THE EXERCISE → Your task is to reproduce the material exactly.

....

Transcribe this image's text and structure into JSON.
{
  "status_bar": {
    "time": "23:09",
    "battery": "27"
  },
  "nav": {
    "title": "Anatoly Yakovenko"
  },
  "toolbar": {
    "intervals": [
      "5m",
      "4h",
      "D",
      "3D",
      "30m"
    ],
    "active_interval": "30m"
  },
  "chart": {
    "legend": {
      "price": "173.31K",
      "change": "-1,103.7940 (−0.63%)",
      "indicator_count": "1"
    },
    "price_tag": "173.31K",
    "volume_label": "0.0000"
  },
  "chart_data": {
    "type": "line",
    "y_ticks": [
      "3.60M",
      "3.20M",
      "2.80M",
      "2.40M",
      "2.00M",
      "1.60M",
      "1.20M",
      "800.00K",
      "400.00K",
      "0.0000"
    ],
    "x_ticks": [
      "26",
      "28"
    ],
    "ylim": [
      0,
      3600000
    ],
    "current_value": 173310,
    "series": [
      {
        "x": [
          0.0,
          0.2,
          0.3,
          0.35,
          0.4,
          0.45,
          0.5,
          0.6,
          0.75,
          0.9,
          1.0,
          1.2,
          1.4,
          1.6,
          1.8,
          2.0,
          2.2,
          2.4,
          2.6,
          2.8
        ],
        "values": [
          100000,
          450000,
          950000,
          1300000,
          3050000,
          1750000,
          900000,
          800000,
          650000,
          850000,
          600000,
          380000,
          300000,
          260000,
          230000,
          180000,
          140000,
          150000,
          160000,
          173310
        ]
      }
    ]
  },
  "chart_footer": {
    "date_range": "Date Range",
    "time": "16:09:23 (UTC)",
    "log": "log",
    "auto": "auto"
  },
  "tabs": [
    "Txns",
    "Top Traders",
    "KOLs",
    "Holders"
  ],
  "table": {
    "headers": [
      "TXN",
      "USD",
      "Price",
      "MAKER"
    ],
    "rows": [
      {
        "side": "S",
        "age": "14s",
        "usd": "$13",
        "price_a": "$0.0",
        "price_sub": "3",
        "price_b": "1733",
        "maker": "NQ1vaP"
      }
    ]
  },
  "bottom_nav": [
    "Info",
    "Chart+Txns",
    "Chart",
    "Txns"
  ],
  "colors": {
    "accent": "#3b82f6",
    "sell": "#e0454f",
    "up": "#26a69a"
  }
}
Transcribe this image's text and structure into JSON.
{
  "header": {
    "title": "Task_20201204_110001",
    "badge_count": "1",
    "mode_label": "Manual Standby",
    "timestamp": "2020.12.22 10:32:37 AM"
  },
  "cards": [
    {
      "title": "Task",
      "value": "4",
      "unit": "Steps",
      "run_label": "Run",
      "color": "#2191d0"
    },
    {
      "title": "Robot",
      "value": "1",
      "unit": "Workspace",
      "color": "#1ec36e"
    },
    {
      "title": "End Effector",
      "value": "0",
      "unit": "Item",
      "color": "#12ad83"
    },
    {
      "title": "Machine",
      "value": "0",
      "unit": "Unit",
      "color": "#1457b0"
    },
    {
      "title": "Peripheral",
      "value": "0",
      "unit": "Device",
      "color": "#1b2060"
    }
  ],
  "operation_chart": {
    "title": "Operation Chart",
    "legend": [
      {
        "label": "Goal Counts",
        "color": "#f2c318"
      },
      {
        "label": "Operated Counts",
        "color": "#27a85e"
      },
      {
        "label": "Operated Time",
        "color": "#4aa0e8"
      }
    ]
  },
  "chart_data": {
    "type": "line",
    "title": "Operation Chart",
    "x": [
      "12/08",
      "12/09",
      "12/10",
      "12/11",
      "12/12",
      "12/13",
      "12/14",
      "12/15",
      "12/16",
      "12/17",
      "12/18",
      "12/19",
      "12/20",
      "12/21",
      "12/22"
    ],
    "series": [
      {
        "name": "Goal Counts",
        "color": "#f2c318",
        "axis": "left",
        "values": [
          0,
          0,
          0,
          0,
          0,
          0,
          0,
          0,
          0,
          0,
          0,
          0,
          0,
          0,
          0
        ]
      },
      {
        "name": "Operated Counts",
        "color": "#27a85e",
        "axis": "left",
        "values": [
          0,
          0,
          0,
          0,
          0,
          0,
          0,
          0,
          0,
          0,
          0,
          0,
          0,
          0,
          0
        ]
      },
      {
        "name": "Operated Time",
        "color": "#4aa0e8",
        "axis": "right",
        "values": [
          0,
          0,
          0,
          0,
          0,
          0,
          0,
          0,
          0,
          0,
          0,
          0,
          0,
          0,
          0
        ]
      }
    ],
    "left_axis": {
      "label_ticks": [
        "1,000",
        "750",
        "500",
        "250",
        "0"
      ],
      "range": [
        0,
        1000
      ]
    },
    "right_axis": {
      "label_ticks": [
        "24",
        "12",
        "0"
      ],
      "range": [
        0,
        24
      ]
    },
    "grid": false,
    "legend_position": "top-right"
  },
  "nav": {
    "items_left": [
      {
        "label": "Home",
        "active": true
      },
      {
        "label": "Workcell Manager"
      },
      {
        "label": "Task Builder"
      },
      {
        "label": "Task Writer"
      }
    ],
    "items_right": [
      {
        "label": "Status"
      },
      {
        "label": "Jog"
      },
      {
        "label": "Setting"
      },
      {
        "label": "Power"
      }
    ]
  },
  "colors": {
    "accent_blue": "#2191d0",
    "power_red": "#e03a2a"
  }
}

....

WRITTEN SOLUTION →
Transcribe this image's text and structure into JSON.
{
  "status_bar": {
    "time": "23:09",
    "battery": "27"
  },
  "nav": {
    "title": "Anatoly Yakovenko"
  },
  "toolbar": {
    "intervals": [
      "5m",
      "4h",
      "D",
      "3D",
      "30m"
    ],
    "active_interval": "30m"
  },
  "chart": {
    "legend": {
      "price": "173.31K",
      "change": "-1,103.7940 (−0.63%)",
      "indicator_count": "1"
    },
    "price_tag": "173.31K",
    "volume_label": "0.0000"
  },
  "chart_data": {
    "type": "line",
    "y_ticks": [
      "3.60M",
      "3.20M",
      "2.80M",
      "2.40M",
      "2.00M",
      "1.60M",
      "1.20M",
      "800.00K",
      "400.00K",
      "0.0000"
    ],
    "x_ticks": [
      "26",
      "28"
    ],
    "ylim": [
      0,
      3600000
    ],
    "current_value": 173310,
    "series": [
      {
        "x": [
          0.0,
          0.2,
          0.3,
          0.35,
          0.4,
          0.45,
          0.5,
          0.6,
          0.75,
          0.9,
          1.0,
          1.2,
          1.4,
          1.6,
          1.8,
          2.0,
          2.2,
          2.4,
          2.6,
          2.8
        ],
        "values": [
          100000,
          450000,
          950000,
          1300000,
          3050000,
          1750000,
          900000,
          800000,
          650000,
          850000,
          600000,
          380000,
          300000,
          260000,
          230000,
          180000,
          140000,
          150000,
          160000,
          173310
        ]
      }
    ]
  },
  "chart_footer": {
    "date_range": "Date Range",
    "time": "16:09:23 (UTC)",
    "log": "log",
    "auto": "auto"
  },
  "tabs": [
    "Txns",
    "Top Traders",
    "KOLs",
    "Holders"
  ],
  "table": {
    "headers": [
      "TXN",
      "USD",
      "Price",
      "MAKER"
    ],
    "rows": [
      {
        "side": "S",
        "age": "14s",
        "usd": "$13",
        "price_a": "$0.0",
        "price_sub": "3",
        "price_b": "1733",
        "maker": "NQ1vaP"
      }
    ]
  },
  "bottom_nav": [
    "Info",
    "Chart+Txns",
    "Chart",
    "Txns"
  ],
  "colors": {
    "accent": "#3b82f6",
    "sell": "#e0454f",
    "up": "#26a69a"
  }
}
Transcribe this image's text and structure into JSON.
{
  "header": {
    "title": "Task_20201204_110001",
    "badge_count": "1",
    "mode_label": "Manual Standby",
    "timestamp": "2020.12.22 10:32:37 AM"
  },
  "cards": [
    {
      "title": "Task",
      "value": "4",
      "unit": "Steps",
      "run_label": "Run",
      "color": "#2191d0"
    },
    {
      "title": "Robot",
      "value": "1",
      "unit": "Workspace",
      "color": "#1ec36e"
    },
    {
      "title": "End Effector",
      "value": "0",
      "unit": "Item",
      "color": "#12ad83"
    },
    {
      "title": "Machine",
      "value": "0",
      "unit": "Unit",
      "color": "#1457b0"
    },
    {
      "title": "Peripheral",
      "value": "0",
      "unit": "Device",
      "color": "#1b2060"
    }
  ],
  "operation_chart": {
    "title": "Operation Chart",
    "legend": [
      {
        "label": "Goal Counts",
        "color": "#f2c318"
      },
      {
        "label": "Operated Counts",
        "color": "#27a85e"
      },
      {
        "label": "Operated Time",
        "color": "#4aa0e8"
      }
    ]
  },
  "chart_data": {
    "type": "line",
    "title": "Operation Chart",
    "x": [
      "12/08",
      "12/09",
      "12/10",
      "12/11",
      "12/12",
      "12/13",
      "12/14",
      "12/15",
      "12/16",
      "12/17",
      "12/18",
      "12/19",
      "12/20",
      "12/21",
      "12/22"
    ],
    "series": [
      {
        "name": "Goal Counts",
        "color": "#f2c318",
        "axis": "left",
        "values": [
          0,
          0,
          0,
          0,
          0,
          0,
          0,
          0,
          0,
          0,
          0,
          0,
          0,
          0,
          0
        ]
      },
      {
        "name": "Operated Counts",
        "color": "#27a85e",
        "axis": "left",
        "values": [
          0,
          0,
          0,
          0,
          0,
          0,
          0,
          0,
          0,
          0,
          0,
          0,
          0,
          0,
          0
        ]
      },
      {
        "name": "Operated Time",
        "color": "#4aa0e8",
        "axis": "right",
        "values": [
          0,
          0,
          0,
          0,
          0,
          0,
          0,
          0,
          0,
          0,
          0,
          0,
          0,
          0,
          0
        ]
      }
    ],
    "left_axis": {
      "label_ticks": [
        "1,000",
        "750",
        "500",
        "250",
        "0"
      ],
      "range": [
        0,
        1000
      ]
    },
    "right_axis": {
      "label_ticks": [
        "24",
        "12",
        "0"
      ],
      "range": [
        0,
        24
      ]
    },
    "grid": false,
    "legend_position": "top-right"
  },
  "nav": {
    "items_left": [
      {
        "label": "Home",
        "active": true
      },
      {
        "label": "Workcell Manager"
      },
      {
        "label": "Task Builder"
      },
      {
        "label": "Task Writer"
      }
    ],
    "items_right": [
      {
        "label": "Status"
      },
      {
        "label": "Jog"
      },
      {
        "label": "Setting"
      },
      {
        "label": "Power"
      }
    ]
  },
  "colors": {
    "accent_blue": "#2191d0",
    "power_red": "#e03a2a"
  }
}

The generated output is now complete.